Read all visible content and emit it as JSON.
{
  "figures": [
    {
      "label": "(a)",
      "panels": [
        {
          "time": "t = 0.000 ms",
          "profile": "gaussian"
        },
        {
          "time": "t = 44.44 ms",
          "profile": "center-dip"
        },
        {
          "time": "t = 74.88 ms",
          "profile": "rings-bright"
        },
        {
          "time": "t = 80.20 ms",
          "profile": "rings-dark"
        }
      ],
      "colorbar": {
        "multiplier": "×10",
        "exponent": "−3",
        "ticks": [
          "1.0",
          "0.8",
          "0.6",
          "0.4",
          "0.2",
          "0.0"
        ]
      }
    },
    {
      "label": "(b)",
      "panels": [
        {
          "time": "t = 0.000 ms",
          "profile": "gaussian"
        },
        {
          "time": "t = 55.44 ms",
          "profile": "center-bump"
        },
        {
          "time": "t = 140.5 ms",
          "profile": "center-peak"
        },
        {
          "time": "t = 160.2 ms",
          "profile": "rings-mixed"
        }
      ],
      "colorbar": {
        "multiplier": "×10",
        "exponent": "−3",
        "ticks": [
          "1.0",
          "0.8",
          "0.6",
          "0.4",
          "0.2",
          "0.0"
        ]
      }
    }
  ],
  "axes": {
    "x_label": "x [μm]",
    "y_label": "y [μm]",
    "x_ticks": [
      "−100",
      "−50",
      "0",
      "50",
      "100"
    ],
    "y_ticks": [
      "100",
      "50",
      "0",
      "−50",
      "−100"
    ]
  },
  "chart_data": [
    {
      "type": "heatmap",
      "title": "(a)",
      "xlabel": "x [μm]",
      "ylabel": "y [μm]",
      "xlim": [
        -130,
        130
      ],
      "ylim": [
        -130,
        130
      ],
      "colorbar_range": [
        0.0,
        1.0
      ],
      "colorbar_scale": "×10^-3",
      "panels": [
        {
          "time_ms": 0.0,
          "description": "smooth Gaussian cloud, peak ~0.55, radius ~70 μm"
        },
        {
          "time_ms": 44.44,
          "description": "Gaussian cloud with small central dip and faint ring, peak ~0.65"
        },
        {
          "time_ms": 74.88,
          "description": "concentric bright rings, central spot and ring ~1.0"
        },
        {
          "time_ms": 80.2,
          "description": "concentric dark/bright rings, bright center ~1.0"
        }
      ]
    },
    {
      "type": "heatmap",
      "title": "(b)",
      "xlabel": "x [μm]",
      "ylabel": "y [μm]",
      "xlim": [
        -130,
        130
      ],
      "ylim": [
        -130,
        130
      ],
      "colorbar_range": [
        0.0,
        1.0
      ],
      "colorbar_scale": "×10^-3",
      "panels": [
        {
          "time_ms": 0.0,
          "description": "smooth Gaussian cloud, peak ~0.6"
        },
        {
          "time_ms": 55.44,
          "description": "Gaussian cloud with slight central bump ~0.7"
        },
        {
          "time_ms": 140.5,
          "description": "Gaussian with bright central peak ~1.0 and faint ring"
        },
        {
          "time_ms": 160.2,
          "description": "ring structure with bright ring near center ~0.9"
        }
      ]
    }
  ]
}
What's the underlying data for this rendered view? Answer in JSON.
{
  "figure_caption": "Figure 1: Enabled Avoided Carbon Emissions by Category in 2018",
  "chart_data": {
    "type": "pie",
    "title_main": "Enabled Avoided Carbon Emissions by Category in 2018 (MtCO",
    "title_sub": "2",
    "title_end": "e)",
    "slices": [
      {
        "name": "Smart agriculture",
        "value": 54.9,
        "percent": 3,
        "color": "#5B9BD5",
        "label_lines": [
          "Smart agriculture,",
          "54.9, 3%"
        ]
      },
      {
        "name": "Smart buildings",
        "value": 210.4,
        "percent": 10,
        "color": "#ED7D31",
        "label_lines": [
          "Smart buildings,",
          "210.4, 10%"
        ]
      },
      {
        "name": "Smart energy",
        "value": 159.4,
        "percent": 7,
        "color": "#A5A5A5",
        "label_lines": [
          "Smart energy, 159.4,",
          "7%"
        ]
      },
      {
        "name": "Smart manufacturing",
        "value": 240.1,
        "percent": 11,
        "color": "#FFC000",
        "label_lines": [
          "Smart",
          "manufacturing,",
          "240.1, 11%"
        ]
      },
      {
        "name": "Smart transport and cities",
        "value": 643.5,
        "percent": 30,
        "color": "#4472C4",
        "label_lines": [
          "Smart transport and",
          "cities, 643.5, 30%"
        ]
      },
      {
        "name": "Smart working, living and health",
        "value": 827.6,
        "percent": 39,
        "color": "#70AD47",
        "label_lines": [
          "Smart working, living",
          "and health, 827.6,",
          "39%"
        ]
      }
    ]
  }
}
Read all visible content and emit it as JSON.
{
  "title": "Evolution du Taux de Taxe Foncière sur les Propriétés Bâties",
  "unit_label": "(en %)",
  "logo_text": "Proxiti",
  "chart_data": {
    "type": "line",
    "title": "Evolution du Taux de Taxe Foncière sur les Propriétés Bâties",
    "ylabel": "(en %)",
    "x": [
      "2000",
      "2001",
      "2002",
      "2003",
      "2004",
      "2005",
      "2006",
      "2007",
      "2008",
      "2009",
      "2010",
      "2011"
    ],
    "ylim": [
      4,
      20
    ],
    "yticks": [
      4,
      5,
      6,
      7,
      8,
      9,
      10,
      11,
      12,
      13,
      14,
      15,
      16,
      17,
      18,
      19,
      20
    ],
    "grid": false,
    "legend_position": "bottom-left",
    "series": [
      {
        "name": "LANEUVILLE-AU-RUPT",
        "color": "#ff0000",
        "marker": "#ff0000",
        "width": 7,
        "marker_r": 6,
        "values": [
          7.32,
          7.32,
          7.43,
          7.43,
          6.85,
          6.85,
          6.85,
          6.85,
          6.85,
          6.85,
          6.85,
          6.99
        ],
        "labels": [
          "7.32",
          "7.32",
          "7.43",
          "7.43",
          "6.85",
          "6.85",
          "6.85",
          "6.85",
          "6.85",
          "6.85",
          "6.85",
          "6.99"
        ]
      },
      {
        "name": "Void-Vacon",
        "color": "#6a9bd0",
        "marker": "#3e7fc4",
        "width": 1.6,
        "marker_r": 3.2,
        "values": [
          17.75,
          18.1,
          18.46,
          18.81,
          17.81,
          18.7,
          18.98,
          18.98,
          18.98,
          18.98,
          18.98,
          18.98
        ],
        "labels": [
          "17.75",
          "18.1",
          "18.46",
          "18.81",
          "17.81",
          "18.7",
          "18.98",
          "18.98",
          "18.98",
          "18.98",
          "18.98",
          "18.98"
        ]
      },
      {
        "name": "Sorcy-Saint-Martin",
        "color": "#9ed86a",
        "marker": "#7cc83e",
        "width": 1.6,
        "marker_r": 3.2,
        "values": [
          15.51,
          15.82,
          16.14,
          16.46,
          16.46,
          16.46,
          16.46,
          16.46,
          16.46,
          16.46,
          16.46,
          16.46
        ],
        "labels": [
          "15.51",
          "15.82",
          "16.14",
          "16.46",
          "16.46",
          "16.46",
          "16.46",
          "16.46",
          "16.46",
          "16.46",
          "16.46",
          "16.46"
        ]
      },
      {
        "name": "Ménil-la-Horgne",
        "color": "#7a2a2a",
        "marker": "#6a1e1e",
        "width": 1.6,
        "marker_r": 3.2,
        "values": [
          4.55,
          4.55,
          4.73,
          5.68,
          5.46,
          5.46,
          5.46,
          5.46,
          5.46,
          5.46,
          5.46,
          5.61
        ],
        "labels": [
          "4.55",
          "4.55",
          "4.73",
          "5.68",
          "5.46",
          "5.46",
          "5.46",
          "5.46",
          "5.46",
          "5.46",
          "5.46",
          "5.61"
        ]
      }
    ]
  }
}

^^^^^^^^

### Your task
Write out the data again, exactly and in full.

### The solution
Read all visible content and emit it as JSON.
{
  "figures": [
    {
      "label": "(a)",
      "panels": [
        {
          "time": "t = 0.000 ms",
          "profile": "gaussian"
        },
        {
          "time": "t = 44.44 ms",
          "profile": "center-dip"
        },
        {
          "time": "t = 74.88 ms",
          "profile": "rings-bright"
        },
        {
          "time": "t = 80.20 ms",
          "profile": "rings-dark"
        }
      ],
      "colorbar": {
        "multiplier": "×10",
        "exponent": "−3",
        "ticks": [
          "1.0",
          "0.8",
          "0.6",
          "0.4",
          "0.2",
          "0.0"
        ]
      }
    },
    {
      "label": "(b)",
      "panels": [
        {
          "time": "t = 0.000 ms",
          "profile": "gaussian"
        },
        {
          "time": "t = 55.44 ms",
          "profile": "center-bump"
        },
        {
          "time": "t = 140.5 ms",
          "profile": "center-peak"
        },
        {
          "time": "t = 160.2 ms",
          "profile": "rings-mixed"
        }
      ],
      "colorbar": {
        "multiplier": "×10",
        "exponent": "−3",
        "ticks": [
          "1.0",
          "0.8",
          "0.6",
          "0.4",
          "0.2",
          "0.0"
        ]
      }
    }
  ],
  "axes": {
    "x_label": "x [μm]",
    "y_label": "y [μm]",
    "x_ticks": [
      "−100",
      "−50",
      "0",
      "50",
      "100"
    ],
    "y_ticks": [
      "100",
      "50",
      "0",
      "−50",
      "−100"
    ]
  },
  "chart_data": [
    {
      "type": "heatmap",
      "title": "(a)",
      "xlabel": "x [μm]",
      "ylabel": "y [μm]",
      "xlim": [
        -130,
        130
      ],
      "ylim": [
        -130,
        130
      ],
      "colorbar_range": [
        0.0,
        1.0
      ],
      "colorbar_scale": "×10^-3",
      "panels": [
        {
          "time_ms": 0.0,
          "description": "smooth Gaussian cloud, peak ~0.55, radius ~70 μm"
        },
        {
          "time_ms": 44.44,
          "description": "Gaussian cloud with small central dip and faint ring, peak ~0.65"
        },
        {
          "time_ms": 74.88,
          "description": "concentric bright rings, central spot and ring ~1.0"
        },
        {
          "time_ms": 80.2,
          "description": "concentric dark/bright rings, bright center ~1.0"
        }
      ]
    },
    {
      "type": "heatmap",
      "title": "(b)",
      "xlabel": "x [μm]",
      "ylabel": "y [μm]",
      "xlim": [
        -130,
        130
      ],
      "ylim": [
        -130,
        130
      ],
      "colorbar_range": [
        0.0,
        1.0
      ],
      "colorbar_scale": "×10^-3",
      "panels": [
        {
          "time_ms": 0.0,
          "description": "smooth Gaussian cloud, peak ~0.6"
        },
        {
          "time_ms": 55.44,
          "description": "Gaussian cloud with slight central bump ~0.7"
        },
        {
          "time_ms": 140.5,
          "description": "Gaussian with bright central peak ~1.0 and faint ring"
        },
        {
          "time_ms": 160.2,
          "description": "ring structure with bright ring near center ~0.9"
        }
      ]
    }
  ]
}
What's the underlying data for this rendered view? Answer in JSON.
{
  "figure_caption": "Figure 1: Enabled Avoided Carbon Emissions by Category in 2018",
  "chart_data": {
    "type": "pie",
    "title_main": "Enabled Avoided Carbon Emissions by Category in 2018 (MtCO",
    "title_sub": "2",
    "title_end": "e)",
    "slices": [
      {
        "name": "Smart agriculture",
        "value": 54.9,
        "percent": 3,
        "color": "#5B9BD5",
        "label_lines": [
          "Smart agriculture,",
          "54.9, 3%"
        ]
      },
      {
        "name": "Smart buildings",
        "value": 210.4,
        "percent": 10,
        "color": "#ED7D31",
        "label_lines": [
          "Smart buildings,",
          "210.4, 10%"
        ]
      },
      {
        "name": "Smart energy",
        "value": 159.4,
        "percent": 7,
        "color": "#A5A5A5",
        "label_lines": [
          "Smart energy, 159.4,",
          "7%"
        ]
      },
      {
        "name": "Smart manufacturing",
        "value": 240.1,
        "percent": 11,
        "color": "#FFC000",
        "label_lines": [
          "Smart",
          "manufacturing,",
          "240.1, 11%"
        ]
      },
      {
        "name": "Smart transport and cities",
        "value": 643.5,
        "percent": 30,
        "color": "#4472C4",
        "label_lines": [
          "Smart transport and",
          "cities, 643.5, 30%"
        ]
      },
      {
        "name": "Smart working, living and health",
        "value": 827.6,
        "percent": 39,
        "color": "#70AD47",
        "label_lines": [
          "Smart working, living",
          "and health, 827.6,",
          "39%"
        ]
      }
    ]
  }
}
Read all visible content and emit it as JSON.
{
  "title": "Evolution du Taux de Taxe Foncière sur les Propriétés Bâties",
  "unit_label": "(en %)",
  "logo_text": "Proxiti",
  "chart_data": {
    "type": "line",
    "title": "Evolution du Taux de Taxe Foncière sur les Propriétés Bâties",
    "ylabel": "(en %)",
    "x": [
      "2000",
      "2001",
      "2002",
      "2003",
      "2004",
      "2005",
      "2006",
      "2007",
      "2008",
      "2009",
      "2010",
      "2011"
    ],
    "ylim": [
      4,
      20
    ],
    "yticks": [
      4,
      5,
      6,
      7,
      8,
      9,
      10,
      11,
      12,
      13,
      14,
      15,
      16,
      17,
      18,
      19,
      20
    ],
    "grid": false,
    "legend_position": "bottom-left",
    "series": [
      {
        "name": "LANEUVILLE-AU-RUPT",
        "color": "#ff0000",
        "marker": "#ff0000",
        "width": 7,
        "marker_r": 6,
        "values": [
          7.32,
          7.32,
          7.43,
          7.43,
          6.85,
          6.85,
          6.85,
          6.85,
          6.85,
          6.85,
          6.85,
          6.99
        ],
        "labels": [
          "7.32",
          "7.32",
          "7.43",
          "7.43",
          "6.85",
          "6.85",
          "6.85",
          "6.85",
          "6.85",
          "6.85",
          "6.85",
          "6.99"
        ]
      },
      {
        "name": "Void-Vacon",
        "color": "#6a9bd0",
        "marker": "#3e7fc4",
        "width": 1.6,
        "marker_r": 3.2,
        "values": [
          17.75,
          18.1,
          18.46,
          18.81,
          17.81,
          18.7,
          18.98,
          18.98,
          18.98,
          18.98,
          18.98,
          18.98
        ],
        "labels": [
          "17.75",
          "18.1",
          "18.46",
          "18.81",
          "17.81",
          "18.7",
          "18.98",
          "18.98",
          "18.98",
          "18.98",
          "18.98",
          "18.98"
        ]
      },
      {
        "name": "Sorcy-Saint-Martin",
        "color": "#9ed86a",
        "marker": "#7cc83e",
        "width": 1.6,
        "marker_r": 3.2,
        "values": [
          15.51,
          15.82,
          16.14,
          16.46,
          16.46,
          16.46,
          16.46,
          16.46,
          16.46,
          16.46,
          16.46,
          16.46
        ],
        "labels": [
          "15.51",
          "15.82",
          "16.14",
          "16.46",
          "16.46",
          "16.46",
          "16.46",
          "16.46",
          "16.46",
          "16.46",
          "16.46",
          "16.46"
        ]
      },
      {
        "name": "Ménil-la-Horgne",
        "color": "#7a2a2a",
        "marker": "#6a1e1e",
        "width": 1.6,
        "marker_r": 3.2,
        "values": [
          4.55,
          4.55,
          4.73,
          5.68,
          5.46,
          5.46,
          5.46,
          5.46,
          5.46,
          5.46,
          5.46,
          5.61
        ],
        "labels": [
          "4.55",
          "4.55",
          "4.73",
          "5.68",
          "5.46",
          "5.46",
          "5.46",
          "5.46",
          "5.46",
          "5.46",
          "5.46",
          "5.61"
        ]
      }
    ]
  }
}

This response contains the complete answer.